REQUIRED TASK ▸
Please pull every line from the records below and reproduce each one unchanged.

DATA ▸
:::::

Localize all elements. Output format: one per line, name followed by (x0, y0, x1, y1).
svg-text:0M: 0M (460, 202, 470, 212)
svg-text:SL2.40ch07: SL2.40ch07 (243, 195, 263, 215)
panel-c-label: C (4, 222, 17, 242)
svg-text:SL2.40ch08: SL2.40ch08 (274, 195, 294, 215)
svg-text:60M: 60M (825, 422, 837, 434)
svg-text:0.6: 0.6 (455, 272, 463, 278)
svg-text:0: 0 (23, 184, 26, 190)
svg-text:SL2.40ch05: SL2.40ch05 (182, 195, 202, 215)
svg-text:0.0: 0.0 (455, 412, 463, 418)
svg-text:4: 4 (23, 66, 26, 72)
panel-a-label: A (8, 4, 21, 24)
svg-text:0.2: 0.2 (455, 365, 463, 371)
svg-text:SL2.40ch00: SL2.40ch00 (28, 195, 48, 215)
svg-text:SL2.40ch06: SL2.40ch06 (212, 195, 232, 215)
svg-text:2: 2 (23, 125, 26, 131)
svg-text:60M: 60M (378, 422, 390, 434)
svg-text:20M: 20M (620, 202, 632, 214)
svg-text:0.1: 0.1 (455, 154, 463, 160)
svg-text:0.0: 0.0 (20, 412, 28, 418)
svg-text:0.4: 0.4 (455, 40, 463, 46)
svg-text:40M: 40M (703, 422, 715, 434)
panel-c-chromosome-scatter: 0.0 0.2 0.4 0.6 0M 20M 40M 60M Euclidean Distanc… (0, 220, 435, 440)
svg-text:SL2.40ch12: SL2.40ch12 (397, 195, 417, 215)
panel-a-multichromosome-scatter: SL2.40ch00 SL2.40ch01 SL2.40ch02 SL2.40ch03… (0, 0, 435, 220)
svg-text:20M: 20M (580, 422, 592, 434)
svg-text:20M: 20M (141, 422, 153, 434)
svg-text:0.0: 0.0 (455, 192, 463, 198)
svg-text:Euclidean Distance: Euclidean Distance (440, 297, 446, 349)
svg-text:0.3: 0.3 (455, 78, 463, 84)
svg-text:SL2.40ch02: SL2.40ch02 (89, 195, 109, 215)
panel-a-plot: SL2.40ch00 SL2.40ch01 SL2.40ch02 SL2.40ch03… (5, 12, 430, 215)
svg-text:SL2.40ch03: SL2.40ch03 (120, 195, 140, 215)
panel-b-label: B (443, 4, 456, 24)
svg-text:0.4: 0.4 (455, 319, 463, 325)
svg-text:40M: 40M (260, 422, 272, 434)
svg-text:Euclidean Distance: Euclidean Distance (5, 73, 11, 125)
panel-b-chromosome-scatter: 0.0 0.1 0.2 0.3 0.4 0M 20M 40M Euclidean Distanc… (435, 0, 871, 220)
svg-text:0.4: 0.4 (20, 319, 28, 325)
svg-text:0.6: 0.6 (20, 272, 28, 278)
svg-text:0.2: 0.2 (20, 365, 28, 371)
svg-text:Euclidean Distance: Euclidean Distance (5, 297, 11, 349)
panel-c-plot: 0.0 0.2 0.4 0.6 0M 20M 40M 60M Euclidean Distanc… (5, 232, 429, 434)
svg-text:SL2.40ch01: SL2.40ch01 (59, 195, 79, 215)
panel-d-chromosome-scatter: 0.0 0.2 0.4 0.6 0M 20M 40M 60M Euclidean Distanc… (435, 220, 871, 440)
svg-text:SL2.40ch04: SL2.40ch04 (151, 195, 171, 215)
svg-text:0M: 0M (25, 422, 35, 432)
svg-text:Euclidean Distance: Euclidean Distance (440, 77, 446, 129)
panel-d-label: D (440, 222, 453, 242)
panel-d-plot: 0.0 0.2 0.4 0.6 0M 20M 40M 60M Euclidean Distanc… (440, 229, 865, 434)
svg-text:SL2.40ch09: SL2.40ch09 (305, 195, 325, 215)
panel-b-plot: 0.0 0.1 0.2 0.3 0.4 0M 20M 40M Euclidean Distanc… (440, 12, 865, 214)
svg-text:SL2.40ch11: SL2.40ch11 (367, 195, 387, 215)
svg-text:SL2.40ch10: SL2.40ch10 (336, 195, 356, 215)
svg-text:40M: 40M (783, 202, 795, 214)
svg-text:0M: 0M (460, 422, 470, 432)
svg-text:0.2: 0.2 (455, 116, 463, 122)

:::::

OUTPUT FOR THIS TASK ▸
Localize all elements. Output format: one per line, name followed by (x0, y0, x1, y1).
svg-text:0M: 0M (460, 202, 470, 212)
svg-text:SL2.40ch07: SL2.40ch07 (243, 195, 263, 215)
panel-c-label: C (4, 222, 17, 242)
svg-text:SL2.40ch08: SL2.40ch08 (274, 195, 294, 215)
svg-text:60M: 60M (825, 422, 837, 434)
svg-text:0.6: 0.6 (455, 272, 463, 278)
svg-text:0: 0 (23, 184, 26, 190)
svg-text:SL2.40ch05: SL2.40ch05 (182, 195, 202, 215)
svg-text:0.0: 0.0 (455, 412, 463, 418)
svg-text:4: 4 (23, 66, 26, 72)
panel-a-label: A (8, 4, 21, 24)
svg-text:0.2: 0.2 (455, 365, 463, 371)
svg-text:SL2.40ch00: SL2.40ch00 (28, 195, 48, 215)
svg-text:SL2.40ch06: SL2.40ch06 (212, 195, 232, 215)
svg-text:2: 2 (23, 125, 26, 131)
svg-text:60M: 60M (378, 422, 390, 434)
svg-text:20M: 20M (620, 202, 632, 214)
svg-text:0.1: 0.1 (455, 154, 463, 160)
svg-text:0.0: 0.0 (20, 412, 28, 418)
svg-text:0.4: 0.4 (455, 40, 463, 46)
svg-text:40M: 40M (703, 422, 715, 434)
panel-c-chromosome-scatter: 0.0 0.2 0.4 0.6 0M 20M 40M 60M Euclidean Distanc… (0, 220, 435, 440)
svg-text:SL2.40ch12: SL2.40ch12 (397, 195, 417, 215)
panel-a-multichromosome-scatter: SL2.40ch00 SL2.40ch01 SL2.40ch02 SL2.40ch03… (0, 0, 435, 220)
svg-text:20M: 20M (580, 422, 592, 434)
svg-text:20M: 20M (141, 422, 153, 434)
svg-text:0.0: 0.0 (455, 192, 463, 198)
svg-text:Euclidean Distance: Euclidean Distance (440, 297, 446, 349)
svg-text:0.3: 0.3 (455, 78, 463, 84)
svg-text:SL2.40ch02: SL2.40ch02 (89, 195, 109, 215)
panel-a-plot: SL2.40ch00 SL2.40ch01 SL2.40ch02 SL2.40ch03… (5, 12, 430, 215)
svg-text:SL2.40ch03: SL2.40ch03 (120, 195, 140, 215)
panel-b-label: B (443, 4, 456, 24)
svg-text:0.4: 0.4 (455, 319, 463, 325)
svg-text:40M: 40M (260, 422, 272, 434)
svg-text:Euclidean Distance: Euclidean Distance (5, 73, 11, 125)
panel-b-chromosome-scatter: 0.0 0.1 0.2 0.3 0.4 0M 20M 40M Euclidean Distanc… (435, 0, 871, 220)
svg-text:0.4: 0.4 (20, 319, 28, 325)
svg-text:0.6: 0.6 (20, 272, 28, 278)
svg-text:0.2: 0.2 (20, 365, 28, 371)
svg-text:Euclidean Distance: Euclidean Distance (5, 297, 11, 349)
panel-c-plot: 0.0 0.2 0.4 0.6 0M 20M 40M 60M Euclidean Distanc… (5, 232, 429, 434)
svg-text:SL2.40ch01: SL2.40ch01 (59, 195, 79, 215)
panel-d-chromosome-scatter: 0.0 0.2 0.4 0.6 0M 20M 40M 60M Euclidean Distanc… (435, 220, 871, 440)
svg-text:SL2.40ch04: SL2.40ch04 (151, 195, 171, 215)
svg-text:0M: 0M (25, 422, 35, 432)
svg-text:Euclidean Distance: Euclidean Distance (440, 77, 446, 129)
panel-d-label: D (440, 222, 453, 242)
panel-d-plot: 0.0 0.2 0.4 0.6 0M 20M 40M 60M Euclidean Distanc… (440, 229, 865, 434)
svg-text:SL2.40ch09: SL2.40ch09 (305, 195, 325, 215)
panel-b-plot: 0.0 0.1 0.2 0.3 0.4 0M 20M 40M Euclidean Distanc… (440, 12, 865, 214)
svg-text:SL2.40ch11: SL2.40ch11 (367, 195, 387, 215)
svg-text:SL2.40ch10: SL2.40ch10 (336, 195, 356, 215)
svg-text:40M: 40M (783, 202, 795, 214)
svg-text:0M: 0M (460, 422, 470, 432)
svg-text:0.2: 0.2 (455, 116, 463, 122)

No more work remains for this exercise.